# START OF Input data

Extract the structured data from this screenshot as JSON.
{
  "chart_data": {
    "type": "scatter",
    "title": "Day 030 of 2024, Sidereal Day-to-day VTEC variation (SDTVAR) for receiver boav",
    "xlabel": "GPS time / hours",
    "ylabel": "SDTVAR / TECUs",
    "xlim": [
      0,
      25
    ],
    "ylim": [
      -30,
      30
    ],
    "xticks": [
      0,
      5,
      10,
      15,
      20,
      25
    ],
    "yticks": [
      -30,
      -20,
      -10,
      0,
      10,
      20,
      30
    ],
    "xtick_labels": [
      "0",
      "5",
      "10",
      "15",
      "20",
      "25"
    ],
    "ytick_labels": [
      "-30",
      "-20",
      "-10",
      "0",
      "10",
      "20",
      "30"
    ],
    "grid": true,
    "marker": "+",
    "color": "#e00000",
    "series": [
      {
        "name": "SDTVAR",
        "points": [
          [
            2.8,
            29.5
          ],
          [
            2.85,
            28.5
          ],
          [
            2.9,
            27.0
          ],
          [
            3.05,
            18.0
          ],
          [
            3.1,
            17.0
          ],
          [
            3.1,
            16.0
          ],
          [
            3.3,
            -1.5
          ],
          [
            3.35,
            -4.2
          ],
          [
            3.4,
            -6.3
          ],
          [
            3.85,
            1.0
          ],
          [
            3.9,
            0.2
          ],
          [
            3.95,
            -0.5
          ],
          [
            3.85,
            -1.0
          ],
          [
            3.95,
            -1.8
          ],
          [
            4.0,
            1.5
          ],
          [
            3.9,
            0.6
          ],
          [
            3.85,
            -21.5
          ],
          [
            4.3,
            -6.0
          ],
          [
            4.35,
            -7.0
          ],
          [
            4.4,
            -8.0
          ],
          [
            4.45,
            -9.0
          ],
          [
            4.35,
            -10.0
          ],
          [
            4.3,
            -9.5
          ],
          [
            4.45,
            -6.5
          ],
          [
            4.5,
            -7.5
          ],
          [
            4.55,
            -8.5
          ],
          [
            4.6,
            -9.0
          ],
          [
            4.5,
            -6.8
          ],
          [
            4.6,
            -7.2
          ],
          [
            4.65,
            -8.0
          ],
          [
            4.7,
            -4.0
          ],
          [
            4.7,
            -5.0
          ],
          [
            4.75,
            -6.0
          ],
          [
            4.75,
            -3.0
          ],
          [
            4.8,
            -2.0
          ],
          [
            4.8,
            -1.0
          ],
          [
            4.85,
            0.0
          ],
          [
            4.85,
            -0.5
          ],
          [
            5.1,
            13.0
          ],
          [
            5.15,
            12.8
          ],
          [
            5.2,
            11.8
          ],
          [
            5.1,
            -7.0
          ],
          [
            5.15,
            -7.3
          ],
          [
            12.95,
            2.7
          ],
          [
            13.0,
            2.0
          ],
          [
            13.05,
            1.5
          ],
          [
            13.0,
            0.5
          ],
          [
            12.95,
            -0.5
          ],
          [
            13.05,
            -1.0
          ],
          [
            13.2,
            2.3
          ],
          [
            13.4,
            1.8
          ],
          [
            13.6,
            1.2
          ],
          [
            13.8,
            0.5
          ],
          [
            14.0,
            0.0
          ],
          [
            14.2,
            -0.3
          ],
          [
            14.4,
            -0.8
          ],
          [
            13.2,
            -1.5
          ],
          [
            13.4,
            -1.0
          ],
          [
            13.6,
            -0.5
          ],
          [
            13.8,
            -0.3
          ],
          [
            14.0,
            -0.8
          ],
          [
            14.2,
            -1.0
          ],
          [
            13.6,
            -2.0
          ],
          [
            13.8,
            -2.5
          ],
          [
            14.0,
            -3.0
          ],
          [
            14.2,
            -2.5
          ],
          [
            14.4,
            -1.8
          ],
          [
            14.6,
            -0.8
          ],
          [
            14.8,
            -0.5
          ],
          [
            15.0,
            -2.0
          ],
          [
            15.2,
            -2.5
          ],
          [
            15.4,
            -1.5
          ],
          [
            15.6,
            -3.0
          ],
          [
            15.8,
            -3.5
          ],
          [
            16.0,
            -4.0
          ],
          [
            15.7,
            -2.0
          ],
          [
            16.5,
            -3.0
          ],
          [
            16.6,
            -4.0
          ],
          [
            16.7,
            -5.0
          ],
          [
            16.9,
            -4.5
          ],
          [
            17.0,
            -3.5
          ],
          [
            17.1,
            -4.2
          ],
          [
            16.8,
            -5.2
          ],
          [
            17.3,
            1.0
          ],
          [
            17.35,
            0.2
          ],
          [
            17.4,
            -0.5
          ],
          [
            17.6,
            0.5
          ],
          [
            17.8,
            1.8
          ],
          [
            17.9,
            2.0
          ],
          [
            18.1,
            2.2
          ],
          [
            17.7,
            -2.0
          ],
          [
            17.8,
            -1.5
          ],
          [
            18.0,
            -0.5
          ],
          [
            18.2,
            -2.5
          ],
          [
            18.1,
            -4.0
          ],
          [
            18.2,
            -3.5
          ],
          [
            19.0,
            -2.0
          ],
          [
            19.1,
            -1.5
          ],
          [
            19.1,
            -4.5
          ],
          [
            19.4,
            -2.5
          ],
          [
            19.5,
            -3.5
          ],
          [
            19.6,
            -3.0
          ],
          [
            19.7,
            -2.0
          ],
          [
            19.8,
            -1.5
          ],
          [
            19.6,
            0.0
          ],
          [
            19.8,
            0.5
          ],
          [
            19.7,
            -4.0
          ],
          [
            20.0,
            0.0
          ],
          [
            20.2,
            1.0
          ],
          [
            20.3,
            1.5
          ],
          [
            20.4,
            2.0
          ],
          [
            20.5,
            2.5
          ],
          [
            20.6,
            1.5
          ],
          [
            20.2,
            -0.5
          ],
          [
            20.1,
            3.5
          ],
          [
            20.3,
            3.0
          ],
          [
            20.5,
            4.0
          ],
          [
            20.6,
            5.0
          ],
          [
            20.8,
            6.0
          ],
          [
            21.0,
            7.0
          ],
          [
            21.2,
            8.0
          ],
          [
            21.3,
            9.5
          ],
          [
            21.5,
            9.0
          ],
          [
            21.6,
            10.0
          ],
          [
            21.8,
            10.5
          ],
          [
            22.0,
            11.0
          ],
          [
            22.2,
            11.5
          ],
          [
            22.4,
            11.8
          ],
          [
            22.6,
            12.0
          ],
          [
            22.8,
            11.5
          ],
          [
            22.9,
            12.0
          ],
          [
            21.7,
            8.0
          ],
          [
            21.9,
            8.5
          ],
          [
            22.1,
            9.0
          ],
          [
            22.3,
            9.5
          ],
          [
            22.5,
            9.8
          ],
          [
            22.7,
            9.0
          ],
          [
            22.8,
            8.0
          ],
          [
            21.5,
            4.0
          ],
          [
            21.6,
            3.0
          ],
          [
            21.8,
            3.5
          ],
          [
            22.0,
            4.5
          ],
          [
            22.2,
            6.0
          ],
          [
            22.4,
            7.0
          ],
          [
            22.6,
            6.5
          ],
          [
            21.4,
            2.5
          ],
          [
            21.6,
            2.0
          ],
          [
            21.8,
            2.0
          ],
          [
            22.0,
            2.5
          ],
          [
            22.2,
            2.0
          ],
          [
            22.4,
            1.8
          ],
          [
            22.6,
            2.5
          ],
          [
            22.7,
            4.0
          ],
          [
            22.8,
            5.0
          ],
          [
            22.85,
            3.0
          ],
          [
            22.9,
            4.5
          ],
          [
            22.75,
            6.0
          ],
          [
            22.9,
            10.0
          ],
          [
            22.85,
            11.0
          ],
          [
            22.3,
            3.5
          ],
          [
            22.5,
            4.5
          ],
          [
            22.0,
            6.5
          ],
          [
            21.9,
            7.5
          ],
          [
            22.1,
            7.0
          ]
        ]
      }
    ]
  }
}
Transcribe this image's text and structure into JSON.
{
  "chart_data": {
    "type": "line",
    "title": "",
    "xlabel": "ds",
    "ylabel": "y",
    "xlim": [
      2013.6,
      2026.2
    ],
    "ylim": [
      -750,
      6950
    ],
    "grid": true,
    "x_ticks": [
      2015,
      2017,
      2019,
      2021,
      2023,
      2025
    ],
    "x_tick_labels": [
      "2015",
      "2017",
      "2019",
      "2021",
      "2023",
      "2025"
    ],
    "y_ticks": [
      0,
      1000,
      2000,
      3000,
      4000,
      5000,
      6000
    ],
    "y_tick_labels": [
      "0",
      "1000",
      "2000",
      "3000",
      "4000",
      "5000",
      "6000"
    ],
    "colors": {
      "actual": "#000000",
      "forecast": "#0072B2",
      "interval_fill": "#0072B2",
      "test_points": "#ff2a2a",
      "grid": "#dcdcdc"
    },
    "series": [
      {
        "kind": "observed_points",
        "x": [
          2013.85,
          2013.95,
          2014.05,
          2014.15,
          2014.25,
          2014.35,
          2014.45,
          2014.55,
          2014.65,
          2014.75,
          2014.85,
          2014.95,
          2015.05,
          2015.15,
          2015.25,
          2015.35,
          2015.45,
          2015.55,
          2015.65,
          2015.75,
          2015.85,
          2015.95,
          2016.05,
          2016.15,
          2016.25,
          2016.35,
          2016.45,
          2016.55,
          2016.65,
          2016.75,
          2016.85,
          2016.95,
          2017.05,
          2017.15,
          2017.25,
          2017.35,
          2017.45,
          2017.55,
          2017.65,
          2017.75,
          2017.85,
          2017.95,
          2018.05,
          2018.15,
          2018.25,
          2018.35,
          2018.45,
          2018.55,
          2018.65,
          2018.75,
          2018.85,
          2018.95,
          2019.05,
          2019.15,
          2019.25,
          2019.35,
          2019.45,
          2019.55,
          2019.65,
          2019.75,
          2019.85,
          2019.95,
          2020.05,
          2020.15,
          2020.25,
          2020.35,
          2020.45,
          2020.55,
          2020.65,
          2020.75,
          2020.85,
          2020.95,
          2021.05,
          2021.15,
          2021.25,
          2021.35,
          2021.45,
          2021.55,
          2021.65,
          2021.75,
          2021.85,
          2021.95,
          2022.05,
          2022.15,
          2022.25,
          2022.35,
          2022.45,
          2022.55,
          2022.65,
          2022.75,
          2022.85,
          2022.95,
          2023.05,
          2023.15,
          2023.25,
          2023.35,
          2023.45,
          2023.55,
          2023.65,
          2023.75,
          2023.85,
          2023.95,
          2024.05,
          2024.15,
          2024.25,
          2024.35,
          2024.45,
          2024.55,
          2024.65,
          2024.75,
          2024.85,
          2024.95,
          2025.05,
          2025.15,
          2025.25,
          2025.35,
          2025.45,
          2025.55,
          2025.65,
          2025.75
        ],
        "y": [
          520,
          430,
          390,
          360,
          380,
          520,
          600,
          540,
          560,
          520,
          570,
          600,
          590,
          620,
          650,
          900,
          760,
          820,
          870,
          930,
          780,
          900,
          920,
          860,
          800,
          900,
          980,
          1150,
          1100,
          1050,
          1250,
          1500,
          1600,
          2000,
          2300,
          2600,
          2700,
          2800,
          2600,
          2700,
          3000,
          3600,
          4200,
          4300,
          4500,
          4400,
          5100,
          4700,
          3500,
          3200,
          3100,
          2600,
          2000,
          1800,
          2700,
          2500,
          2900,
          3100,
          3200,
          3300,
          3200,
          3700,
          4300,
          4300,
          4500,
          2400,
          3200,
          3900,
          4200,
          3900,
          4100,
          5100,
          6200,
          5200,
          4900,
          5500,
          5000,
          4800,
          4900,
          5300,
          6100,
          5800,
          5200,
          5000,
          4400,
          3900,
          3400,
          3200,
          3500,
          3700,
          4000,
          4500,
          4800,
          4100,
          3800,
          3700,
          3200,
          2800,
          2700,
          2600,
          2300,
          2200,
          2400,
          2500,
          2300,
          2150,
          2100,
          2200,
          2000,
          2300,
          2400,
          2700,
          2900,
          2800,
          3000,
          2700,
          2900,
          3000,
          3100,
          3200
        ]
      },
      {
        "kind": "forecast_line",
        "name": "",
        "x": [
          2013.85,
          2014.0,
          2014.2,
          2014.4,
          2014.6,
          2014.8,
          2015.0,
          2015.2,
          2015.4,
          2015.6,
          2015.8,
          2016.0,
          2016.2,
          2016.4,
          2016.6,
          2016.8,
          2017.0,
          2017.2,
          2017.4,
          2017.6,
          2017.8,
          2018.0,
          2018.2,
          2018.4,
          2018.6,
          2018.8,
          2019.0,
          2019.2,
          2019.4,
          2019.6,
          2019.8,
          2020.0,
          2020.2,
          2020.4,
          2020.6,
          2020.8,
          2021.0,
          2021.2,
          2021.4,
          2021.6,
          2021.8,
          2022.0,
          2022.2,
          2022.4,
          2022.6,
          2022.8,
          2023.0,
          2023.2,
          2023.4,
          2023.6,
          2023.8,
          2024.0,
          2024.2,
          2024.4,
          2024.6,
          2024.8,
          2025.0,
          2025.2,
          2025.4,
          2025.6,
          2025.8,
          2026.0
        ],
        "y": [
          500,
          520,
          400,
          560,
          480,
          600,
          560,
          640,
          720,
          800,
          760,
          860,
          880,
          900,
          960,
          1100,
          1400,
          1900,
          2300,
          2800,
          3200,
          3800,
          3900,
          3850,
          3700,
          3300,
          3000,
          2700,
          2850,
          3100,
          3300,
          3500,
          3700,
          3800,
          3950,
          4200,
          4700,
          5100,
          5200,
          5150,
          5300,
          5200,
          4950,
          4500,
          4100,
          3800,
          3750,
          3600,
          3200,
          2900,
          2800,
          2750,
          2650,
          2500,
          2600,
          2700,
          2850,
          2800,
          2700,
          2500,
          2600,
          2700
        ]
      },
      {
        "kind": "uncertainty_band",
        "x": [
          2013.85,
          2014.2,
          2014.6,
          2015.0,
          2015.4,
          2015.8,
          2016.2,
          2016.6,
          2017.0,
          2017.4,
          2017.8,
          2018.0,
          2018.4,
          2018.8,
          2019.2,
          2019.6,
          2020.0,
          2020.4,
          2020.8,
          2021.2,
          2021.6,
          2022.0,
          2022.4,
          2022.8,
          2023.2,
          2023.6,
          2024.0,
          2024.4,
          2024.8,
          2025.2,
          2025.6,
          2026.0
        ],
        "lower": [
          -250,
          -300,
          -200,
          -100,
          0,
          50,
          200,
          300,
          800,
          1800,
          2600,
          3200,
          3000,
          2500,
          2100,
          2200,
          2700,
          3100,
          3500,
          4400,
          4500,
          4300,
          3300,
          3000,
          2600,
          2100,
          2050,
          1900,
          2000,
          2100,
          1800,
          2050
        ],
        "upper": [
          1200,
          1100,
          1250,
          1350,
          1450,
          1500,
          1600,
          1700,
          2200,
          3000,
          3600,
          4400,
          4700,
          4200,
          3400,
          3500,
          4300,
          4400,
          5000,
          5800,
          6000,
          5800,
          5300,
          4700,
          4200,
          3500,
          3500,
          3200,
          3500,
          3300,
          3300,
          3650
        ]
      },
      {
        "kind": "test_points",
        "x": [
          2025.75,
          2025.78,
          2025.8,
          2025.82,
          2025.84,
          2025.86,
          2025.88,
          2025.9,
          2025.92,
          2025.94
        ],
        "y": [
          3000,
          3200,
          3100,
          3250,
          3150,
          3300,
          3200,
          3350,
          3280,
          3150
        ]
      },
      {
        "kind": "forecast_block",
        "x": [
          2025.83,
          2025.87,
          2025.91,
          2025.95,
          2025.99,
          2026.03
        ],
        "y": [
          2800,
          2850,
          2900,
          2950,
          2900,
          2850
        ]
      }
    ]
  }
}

# END OF Input data

Written exercise
Go through the records and pull out each line that includes the word "this".

Exercise response
Extract the structured data from this screenshot as JSON.
Transcribe this image's text and structure into JSON.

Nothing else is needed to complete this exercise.